- _CONSIGNE DE L'EXERCICE_
Selon l'entretien sur le Cameroun, de quel film Jacob Tatsitsa avait-il été le conseiller historique ?

Survie

Cameroun : le laboratoire de la Françafrique

(mis en ligne le 5 avril 2011) - Samuël Foutoyet, Thomas Deltombe

Entretien avec Thomas
Deltombe à l’occasion de la
sortie du livre Kamerun !, la
guerre cachée aux origines
de la Françafrique, 1948-
1971, Thomas Deltombe,
Manuel Domergue et
Jacob Tatsitsa, éditions La
découverte, 2011

Billets d’Afrique : Comment est né
votre ouvrage ?

Thomas Deltombe : Kamerun ! c’est la
rencontre de trois auteurs s’intéressant à la
politique de la France en Afrique. Constatant
que de nombreux ouvrages évoquaient de
très graves « troubles » ayant eu lieu au
Cameroun au moment de l’indépendance
de ce pays mais que, comme l’expliquait
François-Xavier Verschave dans La
Françafrique, une étude systématique de ces
événements restait « à faire », le journaliste
Manuel Domergue et moi-même avons
décidé de remonter nos manches.

Manuel
s’est plongé dans les archives françaises et
je suis parti en 2006 enquêter au Cameroun,
pendant deux ans. Là, j’ai rencontré Jacob
Tatsitsa qui avait été conseiller historique
d’un film réalisé par la télévision suisse
sur l’assassinat de Félix Moumié, président
de l’Union des populations du Cameroun
(UPC). Dans le cadre de recherches
universitaires, Jacob travaillait depuis des
années et avec beaucoup d’abnégation, dans
les archives camerounaises, sur la résistance
kamerunaise et la répression française à
l’Ouest-Cameroun.

A mon retour en France
en 2008, nous avons poursuivi les recherches
avant de passer à la phase d’écriture.

Quelle méthodologie, quelles sources
avez-vous utilisées ?

Thomas Deltombe, Manuel Domergue, Jacob Tatsitsa : KAMERUN ! Une guerre cachée aux origines de la Françafrique 1948-1971. 740 pages, La Découverte, janvier 2011, 25 euros.

Une des difficultés de départ était que
beaucoup de choses étaient dites ou
écrites sur ces « événements » sans
que ces informations soient toujours
vérifiées et étayées. Nous devions donc
naviguer entre des faits solides, plutôt
rares, et un amas d’histoires, parfois
vraisemblables, parfois plus douteuses.

- _DONNÉES FOURNIES_
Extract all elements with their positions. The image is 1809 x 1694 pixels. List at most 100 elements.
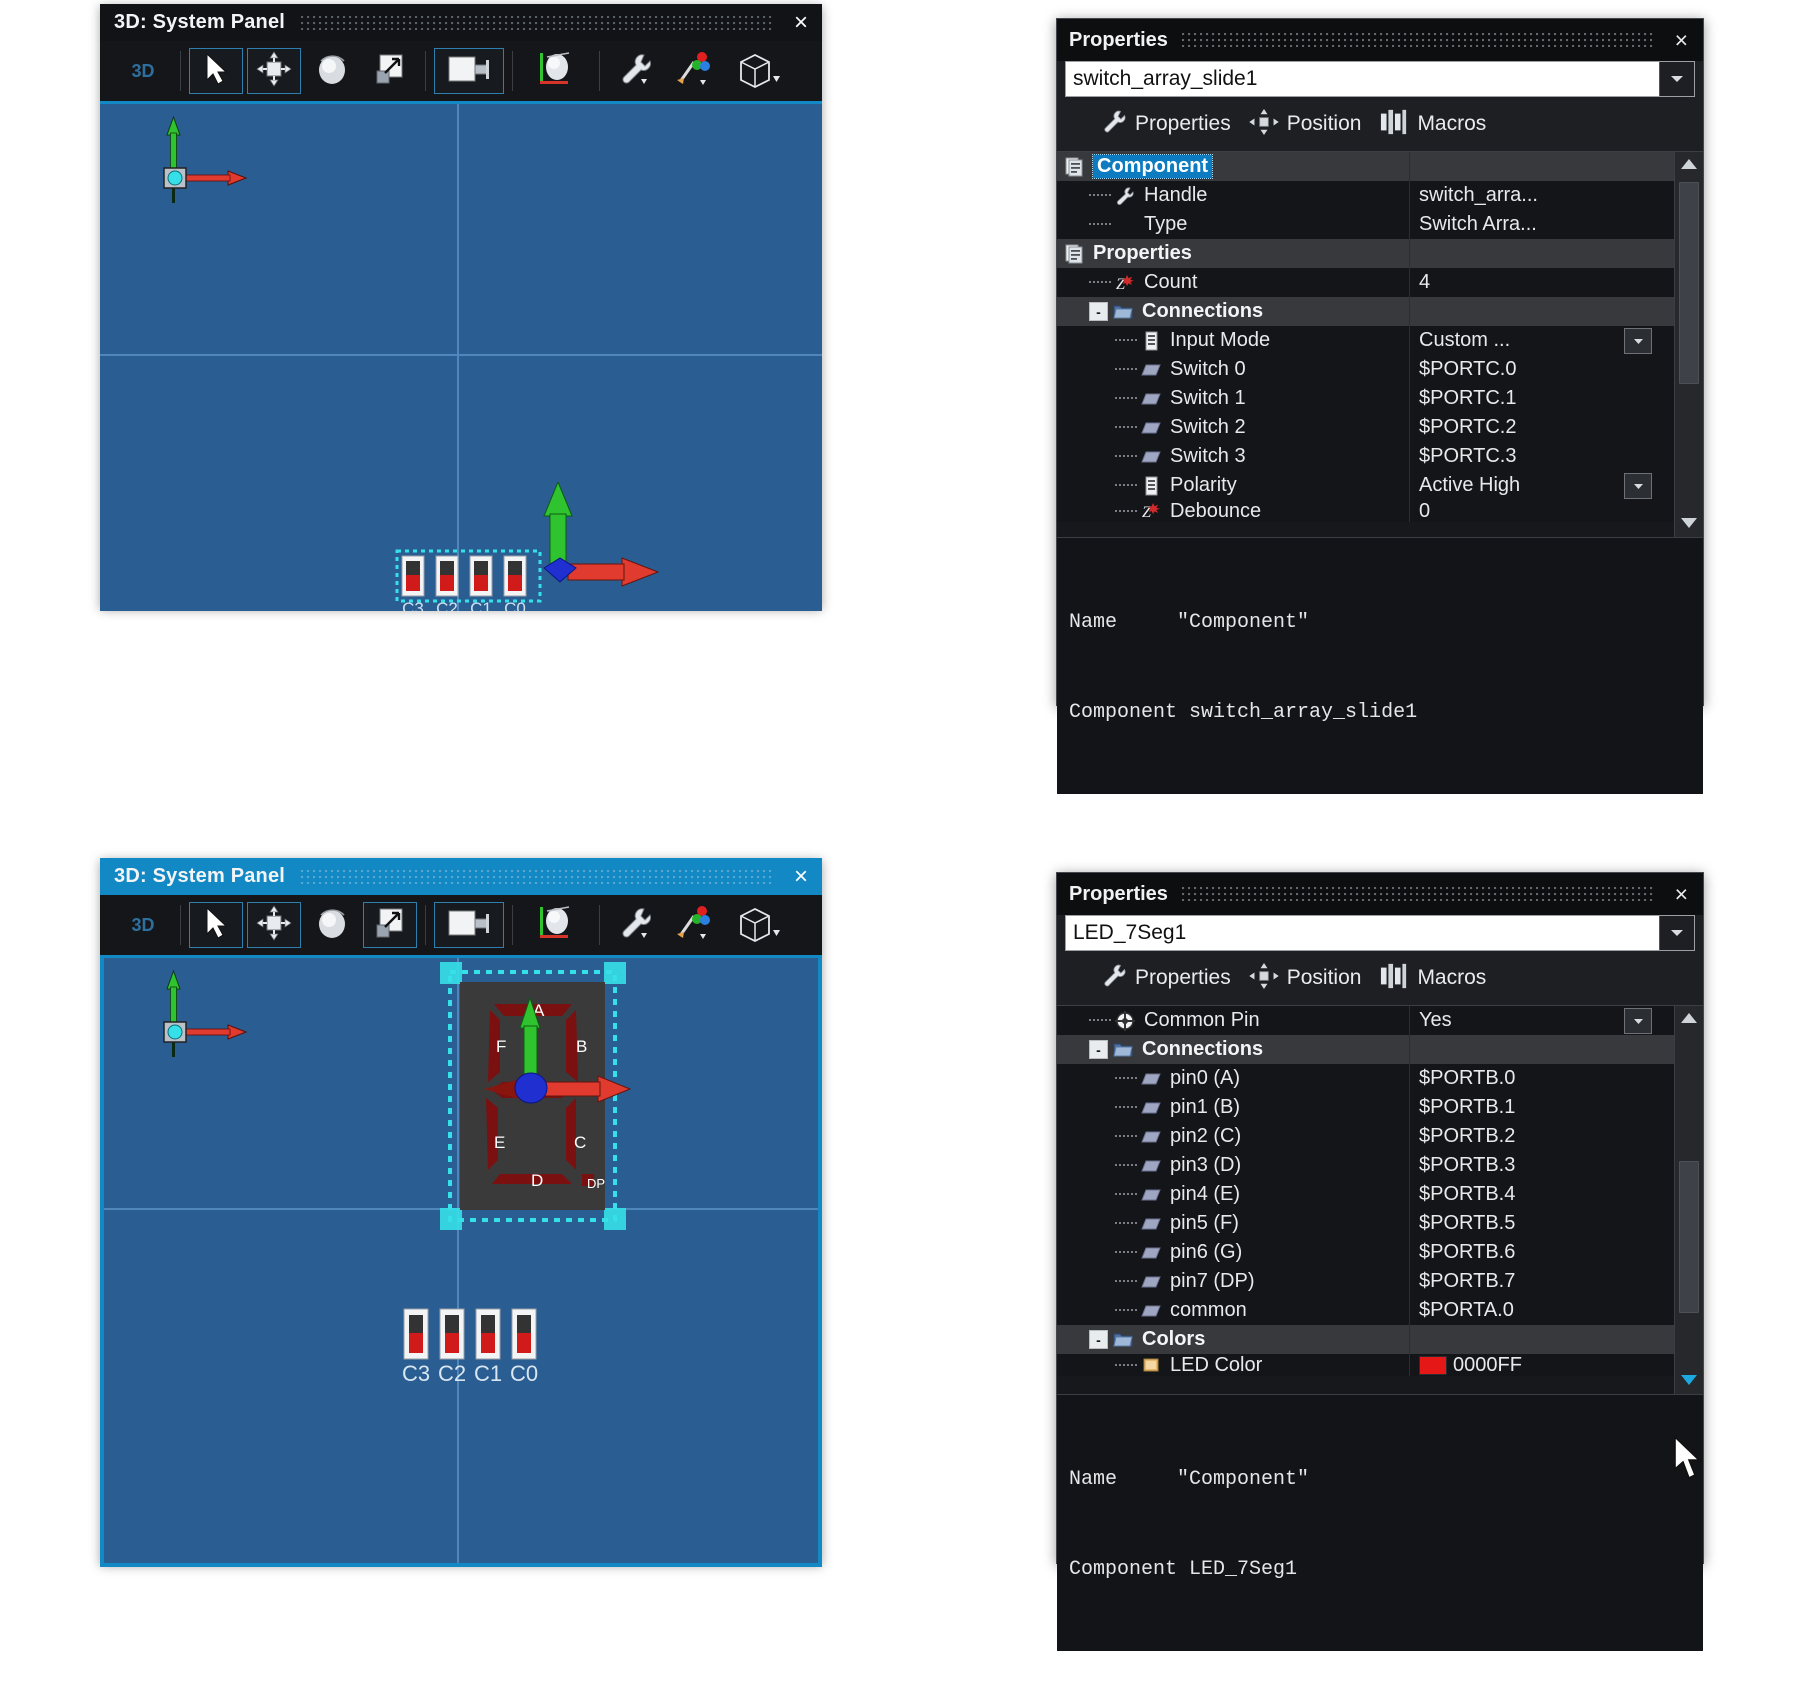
property-value-cell[interactable]: $PORTB.0: [1409, 1064, 1655, 1093]
scrollbar-thumb[interactable]: [1679, 182, 1699, 384]
color-swatch[interactable]: [1419, 1355, 1447, 1375]
scale-resize-button[interactable]: [363, 902, 417, 948]
property-row[interactable]: pin1 (B) $PORTB.1: [1057, 1093, 1674, 1122]
property-row[interactable]: LED Color 0000FF: [1057, 1354, 1674, 1376]
led-7seg-object[interactable]: A F B E C D DP: [434, 958, 634, 1251]
property-row[interactable]: Z Count 4: [1057, 268, 1674, 297]
tab-properties[interactable]: Properties: [1097, 107, 1245, 142]
property-row[interactable]: Input Mode Custom ...: [1057, 326, 1674, 355]
property-value-cell[interactable]: Yes: [1409, 1006, 1655, 1035]
tree-expander-icon[interactable]: -: [1089, 302, 1108, 321]
property-value-cell[interactable]: $PORTC.0: [1409, 355, 1655, 384]
tools-wrench-button[interactable]: [608, 48, 662, 94]
property-value-cell[interactable]: 0000FF: [1409, 1354, 1655, 1376]
property-value-cell[interactable]: $PORTA.0: [1409, 1296, 1655, 1325]
bounding-box-button[interactable]: [724, 48, 794, 94]
render-colors-button[interactable]: [666, 48, 720, 94]
chevron-down-icon[interactable]: [1659, 916, 1694, 950]
property-rows-top[interactable]: Component Handle switch_arra... Type Switch …: [1057, 152, 1674, 537]
viewport-bottom-canvas[interactable]: A F B E C D DP C3 C2 C1 C0: [100, 958, 822, 1567]
switch-array-object-bottom[interactable]: C3 C2 C1 C0: [394, 1301, 564, 1406]
property-row[interactable]: pin2 (C) $PORTB.2: [1057, 1122, 1674, 1151]
property-row[interactable]: pin7 (DP) $PORTB.7: [1057, 1267, 1674, 1296]
properties-bottom-titlebar[interactable]: Properties ×: [1057, 873, 1703, 915]
tab-properties[interactable]: Properties: [1097, 961, 1245, 996]
property-rows-bottom[interactable]: Common Pin Yes - Connections pin0 (A) $PORTB.…: [1057, 1006, 1674, 1394]
rotate-sphere-button[interactable]: [305, 48, 359, 94]
properties-bottom-scrollbar[interactable]: [1674, 1006, 1703, 1394]
tab-macros[interactable]: Macros: [1375, 960, 1500, 997]
property-value-cell[interactable]: $PORTB.6: [1409, 1238, 1655, 1267]
component-name-input[interactable]: [1066, 62, 1659, 96]
property-row[interactable]: - Colors: [1057, 1325, 1674, 1354]
close-icon[interactable]: ×: [790, 10, 812, 34]
tree-expander-icon[interactable]: -: [1089, 1040, 1108, 1059]
chevron-down-icon[interactable]: [1624, 327, 1652, 354]
move-translate-button[interactable]: [247, 902, 301, 948]
property-value-cell[interactable]: 0: [1409, 500, 1655, 522]
close-icon[interactable]: ×: [1670, 29, 1693, 52]
render-colors-button[interactable]: [666, 902, 720, 948]
zoom-window-button[interactable]: [434, 902, 504, 948]
property-row[interactable]: Component: [1057, 152, 1674, 181]
property-value-cell[interactable]: [1409, 297, 1655, 326]
property-row[interactable]: Switch 0 $PORTC.0: [1057, 355, 1674, 384]
property-row[interactable]: Handle switch_arra...: [1057, 181, 1674, 210]
property-value-cell[interactable]: $PORTC.1: [1409, 384, 1655, 413]
property-row[interactable]: Switch 1 $PORTC.1: [1057, 384, 1674, 413]
property-value-cell[interactable]: $PORTC.2: [1409, 413, 1655, 442]
property-value-cell[interactable]: switch_arra...: [1409, 181, 1655, 210]
property-value-cell[interactable]: Switch Arra...: [1409, 210, 1655, 239]
property-value-cell[interactable]: $PORTB.7: [1409, 1267, 1655, 1296]
tab-position[interactable]: Position: [1245, 961, 1376, 996]
property-row[interactable]: pin6 (G) $PORTB.6: [1057, 1238, 1674, 1267]
move-translate-button[interactable]: [247, 48, 301, 94]
scroll-up-arrow-icon[interactable]: [1675, 1006, 1703, 1030]
property-value-cell[interactable]: [1409, 239, 1655, 268]
rotate-sphere-button[interactable]: [305, 902, 359, 948]
component-name-input[interactable]: [1066, 916, 1659, 950]
property-value-cell[interactable]: $PORTC.3: [1409, 442, 1655, 471]
property-row[interactable]: - Connections: [1057, 1035, 1674, 1064]
viewport-top-canvas[interactable]: C3 C2 C1 C0: [100, 104, 822, 611]
property-row[interactable]: Switch 3 $PORTC.3: [1057, 442, 1674, 471]
property-value-cell[interactable]: [1409, 1035, 1655, 1064]
close-icon[interactable]: ×: [1670, 883, 1693, 906]
property-value-cell[interactable]: Active High: [1409, 471, 1655, 500]
select-arrow-button[interactable]: [189, 902, 243, 948]
property-value-cell[interactable]: $PORTB.1: [1409, 1093, 1655, 1122]
close-icon[interactable]: ×: [790, 864, 812, 888]
chevron-down-icon[interactable]: [1659, 62, 1694, 96]
properties-top-titlebar[interactable]: Properties ×: [1057, 19, 1703, 61]
property-value-cell[interactable]: Custom ...: [1409, 326, 1655, 355]
property-row[interactable]: pin4 (E) $PORTB.4: [1057, 1180, 1674, 1209]
viewport-bottom-titlebar[interactable]: 3D: System Panel ×: [100, 858, 822, 895]
property-row[interactable]: Z Debounce 0: [1057, 500, 1674, 522]
property-value-cell[interactable]: $PORTB.3: [1409, 1151, 1655, 1180]
tools-wrench-button[interactable]: [608, 902, 662, 948]
property-value-cell[interactable]: [1409, 1325, 1655, 1354]
orbit-view-button[interactable]: [521, 902, 591, 948]
scroll-down-arrow-icon[interactable]: [1675, 511, 1703, 535]
property-value-cell[interactable]: [1409, 152, 1655, 181]
select-arrow-button[interactable]: [189, 48, 243, 94]
transform-gizmo-top[interactable]: [482, 480, 672, 611]
tab-macros[interactable]: Macros: [1375, 106, 1500, 143]
tab-position[interactable]: Position: [1245, 107, 1376, 142]
zoom-window-button[interactable]: [434, 48, 504, 94]
component-selector-combo[interactable]: [1065, 915, 1695, 951]
orbit-view-button[interactable]: [521, 48, 591, 94]
property-row[interactable]: Properties: [1057, 239, 1674, 268]
property-row[interactable]: common $PORTA.0: [1057, 1296, 1674, 1325]
scrollbar-thumb[interactable]: [1679, 1161, 1699, 1313]
property-row[interactable]: pin0 (A) $PORTB.0: [1057, 1064, 1674, 1093]
property-value-cell[interactable]: $PORTB.5: [1409, 1209, 1655, 1238]
property-row[interactable]: Type Switch Arra...: [1057, 210, 1674, 239]
scroll-up-arrow-icon[interactable]: [1675, 152, 1703, 176]
property-row[interactable]: pin5 (F) $PORTB.5: [1057, 1209, 1674, 1238]
property-value-cell[interactable]: $PORTB.2: [1409, 1122, 1655, 1151]
bounding-box-button[interactable]: [724, 902, 794, 948]
property-row[interactable]: Polarity Active High: [1057, 471, 1674, 500]
chevron-down-icon[interactable]: [1624, 1007, 1652, 1034]
scale-resize-button[interactable]: [363, 48, 417, 94]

- _RÉPONSE ATTENDUE_
D'un film réalisé par la télévision suisse sur l'assassinat de Félix Moumié, président de l'Union des populations du Cameroun (UPC).